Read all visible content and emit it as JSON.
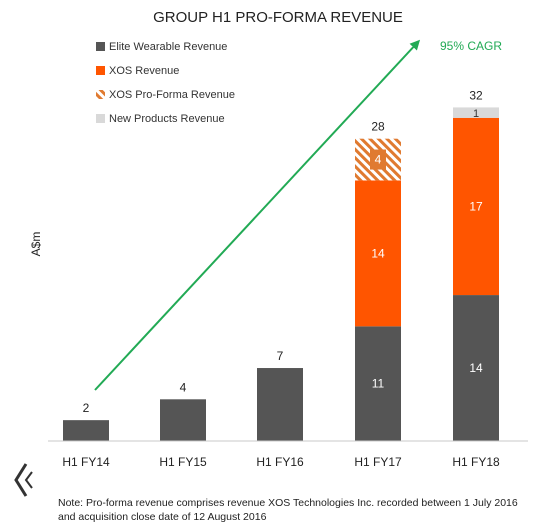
{
  "chart_data": {
    "type": "bar",
    "stacked": true,
    "title": "GROUP H1 PRO-FORMA REVENUE",
    "ylabel": "A$m",
    "xlabel": "",
    "ylim": [
      0,
      33
    ],
    "grid": false,
    "legend_position": "top-left",
    "categories": [
      "H1 FY14",
      "H1 FY15",
      "H1 FY16",
      "H1 FY17",
      "H1 FY18"
    ],
    "series": [
      {
        "name": "Elite Wearable Revenue",
        "color": "#555555",
        "pattern": "solid",
        "values": [
          2,
          4,
          7,
          11,
          14
        ]
      },
      {
        "name": "XOS Revenue",
        "color": "#ff5500",
        "pattern": "solid",
        "values": [
          0,
          0,
          0,
          14,
          17
        ]
      },
      {
        "name": "XOS Pro-Forma Revenue",
        "color": "#e07a30",
        "pattern": "hatched",
        "values": [
          0,
          0,
          0,
          4,
          0
        ]
      },
      {
        "name": "New Products Revenue",
        "color": "#d9d9d9",
        "pattern": "solid",
        "values": [
          0,
          0,
          0,
          0,
          1
        ]
      }
    ],
    "segment_labels_shown_for_single_series_bars": false,
    "totals": [
      "2",
      "4",
      "7",
      "28",
      "32"
    ],
    "annotations": [
      {
        "text": "95% CAGR",
        "color": "#22aa55",
        "type": "growth-arrow",
        "from_category": "H1 FY14",
        "to_category": "H1 FY18"
      }
    ]
  },
  "footnote": {
    "line1": "Note: Pro-forma revenue comprises revenue XOS Technologies Inc. recorded between 1 July 2016",
    "line2": "and acquisition close date of 12 August 2016"
  },
  "logo": {
    "icon": "company-logo-chevron"
  }
}
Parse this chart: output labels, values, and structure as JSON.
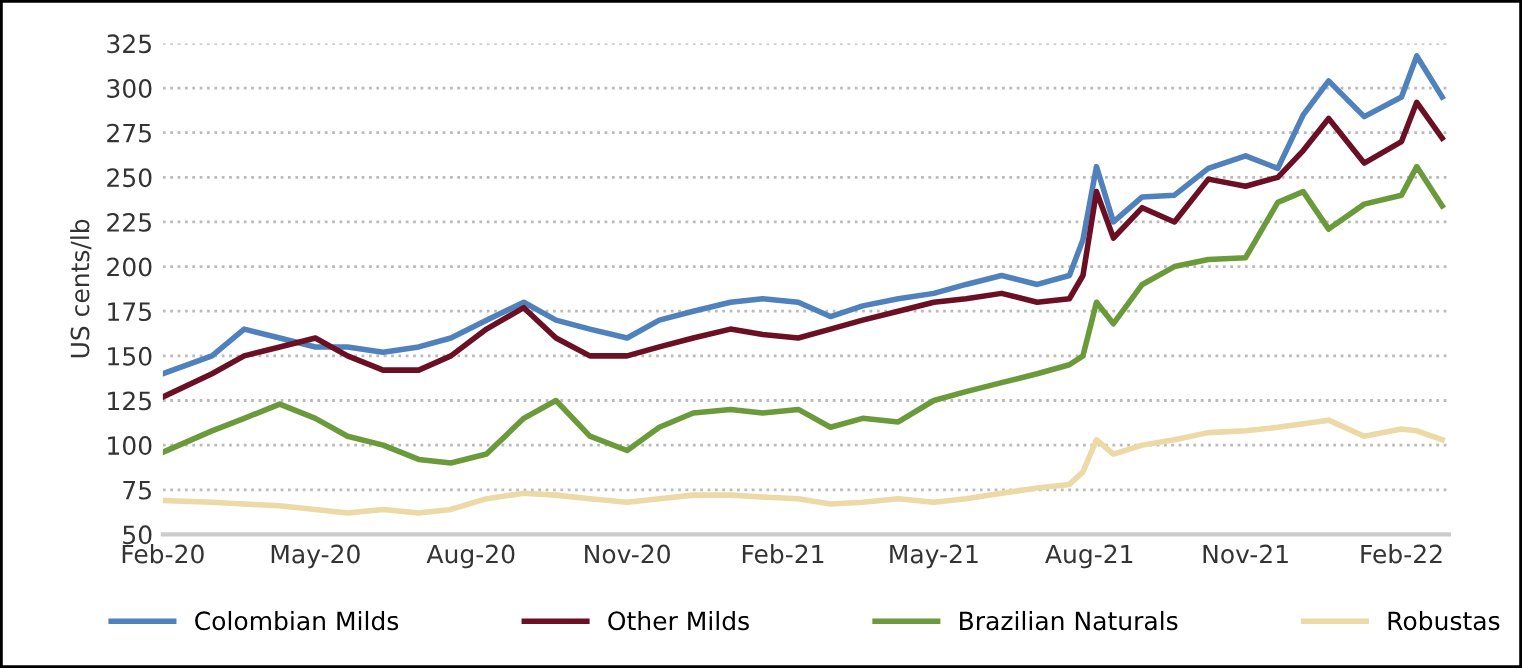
{
  "chart_data": {
    "type": "line",
    "ylabel": "US cents/lb",
    "x": [
      "2020-02-01",
      "2020-03-01",
      "2020-03-20",
      "2020-04-10",
      "2020-05-01",
      "2020-05-20",
      "2020-06-10",
      "2020-07-01",
      "2020-07-20",
      "2020-08-10",
      "2020-09-01",
      "2020-09-20",
      "2020-10-10",
      "2020-11-01",
      "2020-11-20",
      "2020-12-10",
      "2021-01-01",
      "2021-01-20",
      "2021-02-10",
      "2021-03-01",
      "2021-03-20",
      "2021-04-10",
      "2021-05-01",
      "2021-05-20",
      "2021-06-10",
      "2021-07-01",
      "2021-07-20",
      "2021-07-28",
      "2021-08-05",
      "2021-08-15",
      "2021-09-01",
      "2021-09-20",
      "2021-10-10",
      "2021-11-01",
      "2021-11-20",
      "2021-12-05",
      "2021-12-20",
      "2022-01-10",
      "2022-02-01",
      "2022-02-10",
      "2022-02-25"
    ],
    "series": [
      {
        "name": "Colombian Milds",
        "color": "#4f81bd",
        "values": [
          140,
          150,
          165,
          160,
          155,
          155,
          152,
          155,
          160,
          170,
          180,
          170,
          165,
          160,
          170,
          175,
          180,
          182,
          180,
          172,
          178,
          182,
          185,
          190,
          195,
          190,
          195,
          215,
          256,
          225,
          239,
          240,
          255,
          262,
          255,
          285,
          304,
          284,
          295,
          318,
          295
        ]
      },
      {
        "name": "Other Milds",
        "color": "#6b0f24",
        "values": [
          127,
          140,
          150,
          155,
          160,
          150,
          142,
          142,
          150,
          165,
          177,
          160,
          150,
          150,
          155,
          160,
          165,
          162,
          160,
          165,
          170,
          175,
          180,
          182,
          185,
          180,
          182,
          195,
          242,
          216,
          233,
          225,
          249,
          245,
          250,
          265,
          283,
          258,
          270,
          292,
          272
        ]
      },
      {
        "name": "Brazilian Naturals",
        "color": "#6a9a3a",
        "values": [
          96,
          108,
          115,
          123,
          115,
          105,
          100,
          92,
          90,
          95,
          115,
          125,
          105,
          97,
          110,
          118,
          120,
          118,
          120,
          110,
          115,
          113,
          125,
          130,
          135,
          140,
          145,
          150,
          180,
          168,
          190,
          200,
          204,
          205,
          236,
          242,
          221,
          235,
          240,
          256,
          234
        ]
      },
      {
        "name": "Robustas",
        "color": "#ecd9a5",
        "values": [
          69,
          68,
          67,
          66,
          64,
          62,
          64,
          62,
          64,
          70,
          73,
          72,
          70,
          68,
          70,
          72,
          72,
          71,
          70,
          67,
          68,
          70,
          68,
          70,
          73,
          76,
          78,
          85,
          103,
          95,
          100,
          103,
          107,
          108,
          110,
          112,
          114,
          105,
          109,
          108,
          103
        ]
      }
    ],
    "xlim": [
      "2020-02-01",
      "2022-03-01"
    ],
    "xticks": [
      {
        "value": "2020-02-01",
        "label": "Feb-20"
      },
      {
        "value": "2020-05-01",
        "label": "May-20"
      },
      {
        "value": "2020-08-01",
        "label": "Aug-20"
      },
      {
        "value": "2020-11-01",
        "label": "Nov-20"
      },
      {
        "value": "2021-02-01",
        "label": "Feb-21"
      },
      {
        "value": "2021-05-01",
        "label": "May-21"
      },
      {
        "value": "2021-08-01",
        "label": "Aug-21"
      },
      {
        "value": "2021-11-01",
        "label": "Nov-21"
      },
      {
        "value": "2022-02-01",
        "label": "Feb-22"
      }
    ],
    "ylim": [
      50,
      325
    ],
    "yticks": [
      50,
      75,
      100,
      125,
      150,
      175,
      200,
      225,
      250,
      275,
      300,
      325
    ],
    "grid": "y",
    "legend": "bottom",
    "line_style": "solid",
    "marker": "none"
  }
}
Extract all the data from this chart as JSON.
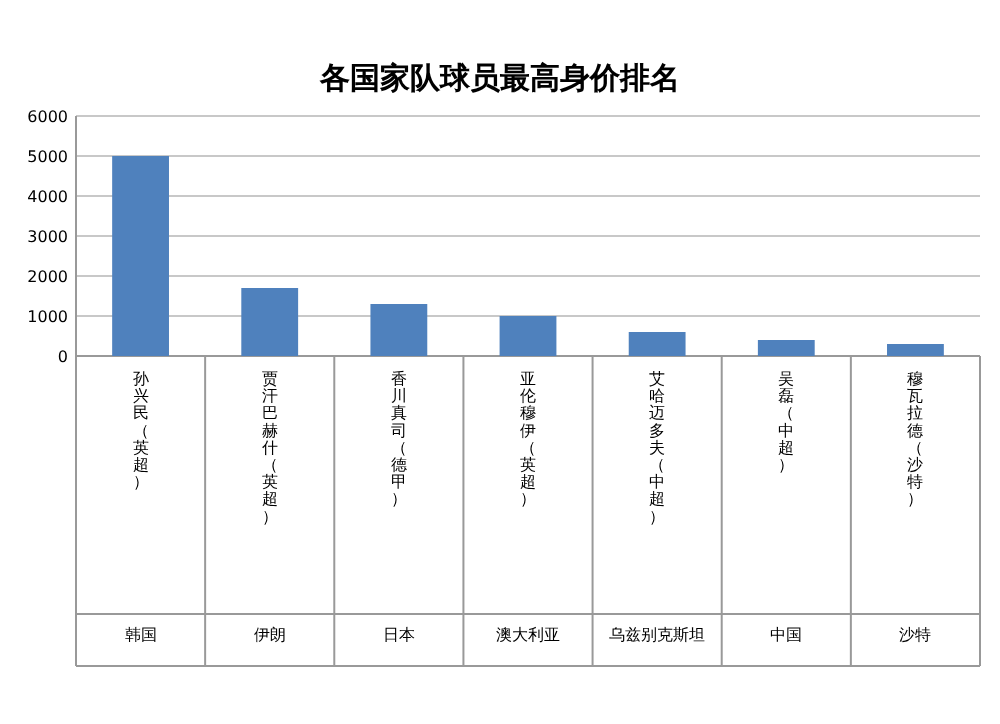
{
  "chart_data": {
    "type": "bar",
    "title": "各国家队球员最高身价排名",
    "categories": [
      "孙兴民（英超）",
      "贾汗巴赫什（英超）",
      "香川真司（德甲）",
      "亚伦穆伊（英超）",
      "艾哈迈多夫（中超）",
      "吴磊（中超）",
      "穆瓦拉德（沙特）"
    ],
    "values": [
      5000,
      1700,
      1300,
      1000,
      600,
      400,
      300
    ],
    "annotations": [
      "韩国",
      "伊朗",
      "日本",
      "澳大利亚",
      "乌兹别克斯坦",
      "中国",
      "沙特"
    ],
    "color": "#4f81bd",
    "ylim": [
      0,
      6000
    ],
    "yticks": [
      0,
      1000,
      2000,
      3000,
      4000,
      5000,
      6000
    ],
    "grid": "y"
  }
}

** Exercise directions **
Working from the material above, transcribe it exactly while omitting pictures.

** Problem solution **
Read all visible content and emit it as JSON.
{
  "chart_data": {
    "type": "bar",
    "stacked": true,
    "title": "GROUP H1 PRO-FORMA REVENUE",
    "ylabel": "A$m",
    "xlabel": "",
    "ylim": [
      0,
      33
    ],
    "grid": false,
    "legend_position": "top-left",
    "categories": [
      "H1 FY14",
      "H1 FY15",
      "H1 FY16",
      "H1 FY17",
      "H1 FY18"
    ],
    "series": [
      {
        "name": "Elite Wearable Revenue",
        "color": "#555555",
        "pattern": "solid",
        "values": [
          2,
          4,
          7,
          11,
          14
        ]
      },
      {
        "name": "XOS Revenue",
        "color": "#ff5500",
        "pattern": "solid",
        "values": [
          0,
          0,
          0,
          14,
          17
        ]
      },
      {
        "name": "XOS Pro-Forma Revenue",
        "color": "#e07a30",
        "pattern": "hatched",
        "values": [
          0,
          0,
          0,
          4,
          0
        ]
      },
      {
        "name": "New Products Revenue",
        "color": "#d9d9d9",
        "pattern": "solid",
        "values": [
          0,
          0,
          0,
          0,
          1
        ]
      }
    ],
    "segment_labels_shown_for_single_series_bars": false,
    "totals": [
      "2",
      "4",
      "7",
      "28",
      "32"
    ],
    "annotations": [
      {
        "text": "95% CAGR",
        "color": "#22aa55",
        "type": "growth-arrow",
        "from_category": "H1 FY14",
        "to_category": "H1 FY18"
      }
    ]
  },
  "footnote": {
    "line1": "Note: Pro-forma revenue comprises revenue XOS Technologies Inc. recorded between 1 July 2016",
    "line2": "and acquisition close date of 12 August 2016"
  },
  "logo": {
    "icon": "company-logo-chevron"
  }
}
Parse this chart: output labels, values, and structure as JSON.
{
  "chart_data": {
    "type": "line",
    "ylabel": "US cents/lb",
    "x": [
      "2020-02-01",
      "2020-03-01",
      "2020-03-20",
      "2020-04-10",
      "2020-05-01",
      "2020-05-20",
      "2020-06-10",
      "2020-07-01",
      "2020-07-20",
      "2020-08-10",
      "2020-09-01",
      "2020-09-20",
      "2020-10-10",
      "2020-11-01",
      "2020-11-20",
      "2020-12-10",
      "2021-01-01",
      "2021-01-20",
      "2021-02-10",
      "2021-03-01",
      "2021-03-20",
      "2021-04-10",
      "2021-05-01",
      "2021-05-20",
      "2021-06-10",
      "2021-07-01",
      "2021-07-20",
      "2021-07-28",
      "2021-08-05",
      "2021-08-15",
      "2021-09-01",
      "2021-09-20",
      "2021-10-10",
      "2021-11-01",
      "2021-11-20",
      "2021-12-05",
      "2021-12-20",
      "2022-01-10",
      "2022-02-01",
      "2022-02-10",
      "2022-02-25"
    ],
    "series": [
      {
        "name": "Colombian Milds",
        "color": "#4f81bd",
        "values": [
          140,
          150,
          165,
          160,
          155,
          155,
          152,
          155,
          160,
          170,
          180,
          170,
          165,
          160,
          170,
          175,
          180,
          182,
          180,
          172,
          178,
          182,
          185,
          190,
          195,
          190,
          195,
          215,
          256,
          225,
          239,
          240,
          255,
          262,
          255,
          285,
          304,
          284,
          295,
          318,
          295
        ]
      },
      {
        "name": "Other Milds",
        "color": "#6b0f24",
        "values": [
          127,
          140,
          150,
          155,
          160,
          150,
          142,
          142,
          150,
          165,
          177,
          160,
          150,
          150,
          155,
          160,
          165,
          162,
          160,
          165,
          170,
          175,
          180,
          182,
          185,
          180,
          182,
          195,
          242,
          216,
          233,
          225,
          249,
          245,
          250,
          265,
          283,
          258,
          270,
          292,
          272
        ]
      },
      {
        "name": "Brazilian Naturals",
        "color": "#6a9a3a",
        "values": [
          96,
          108,
          115,
          123,
          115,
          105,
          100,
          92,
          90,
          95,
          115,
          125,
          105,
          97,
          110,
          118,
          120,
          118,
          120,
          110,
          115,
          113,
          125,
          130,
          135,
          140,
          145,
          150,
          180,
          168,
          190,
          200,
          204,
          205,
          236,
          242,
          221,
          235,
          240,
          256,
          234
        ]
      },
      {
        "name": "Robustas",
        "color": "#ecd9a5",
        "values": [
          69,
          68,
          67,
          66,
          64,
          62,
          64,
          62,
          64,
          70,
          73,
          72,
          70,
          68,
          70,
          72,
          72,
          71,
          70,
          67,
          68,
          70,
          68,
          70,
          73,
          76,
          78,
          85,
          103,
          95,
          100,
          103,
          107,
          108,
          110,
          112,
          114,
          105,
          109,
          108,
          103
        ]
      }
    ],
    "xlim": [
      "2020-02-01",
      "2022-03-01"
    ],
    "xticks": [
      {
        "value": "2020-02-01",
        "label": "Feb-20"
      },
      {
        "value": "2020-05-01",
        "label": "May-20"
      },
      {
        "value": "2020-08-01",
        "label": "Aug-20"
      },
      {
        "value": "2020-11-01",
        "label": "Nov-20"
      },
      {
        "value": "2021-02-01",
        "label": "Feb-21"
      },
      {
        "value": "2021-05-01",
        "label": "May-21"
      },
      {
        "value": "2021-08-01",
        "label": "Aug-21"
      },
      {
        "value": "2021-11-01",
        "label": "Nov-21"
      },
      {
        "value": "2022-02-01",
        "label": "Feb-22"
      }
    ],
    "ylim": [
      50,
      325
    ],
    "yticks": [
      50,
      75,
      100,
      125,
      150,
      175,
      200,
      225,
      250,
      275,
      300,
      325
    ],
    "grid": "y",
    "legend": "bottom",
    "line_style": "solid",
    "marker": "none"
  }
}
Extract all the data from this chart as JSON.
{
  "chart_data": {
    "type": "bar",
    "title": "各国家队球员最高身价排名",
    "categories": [
      "孙兴民（英超）",
      "贾汗巴赫什（英超）",
      "香川真司（德甲）",
      "亚伦穆伊（英超）",
      "艾哈迈多夫（中超）",
      "吴磊（中超）",
      "穆瓦拉德（沙特）"
    ],
    "values": [
      5000,
      1700,
      1300,
      1000,
      600,
      400,
      300
    ],
    "annotations": [
      "韩国",
      "伊朗",
      "日本",
      "澳大利亚",
      "乌兹别克斯坦",
      "中国",
      "沙特"
    ],
    "color": "#4f81bd",
    "ylim": [
      0,
      6000
    ],
    "yticks": [
      0,
      1000,
      2000,
      3000,
      4000,
      5000,
      6000
    ],
    "grid": "y"
  }
}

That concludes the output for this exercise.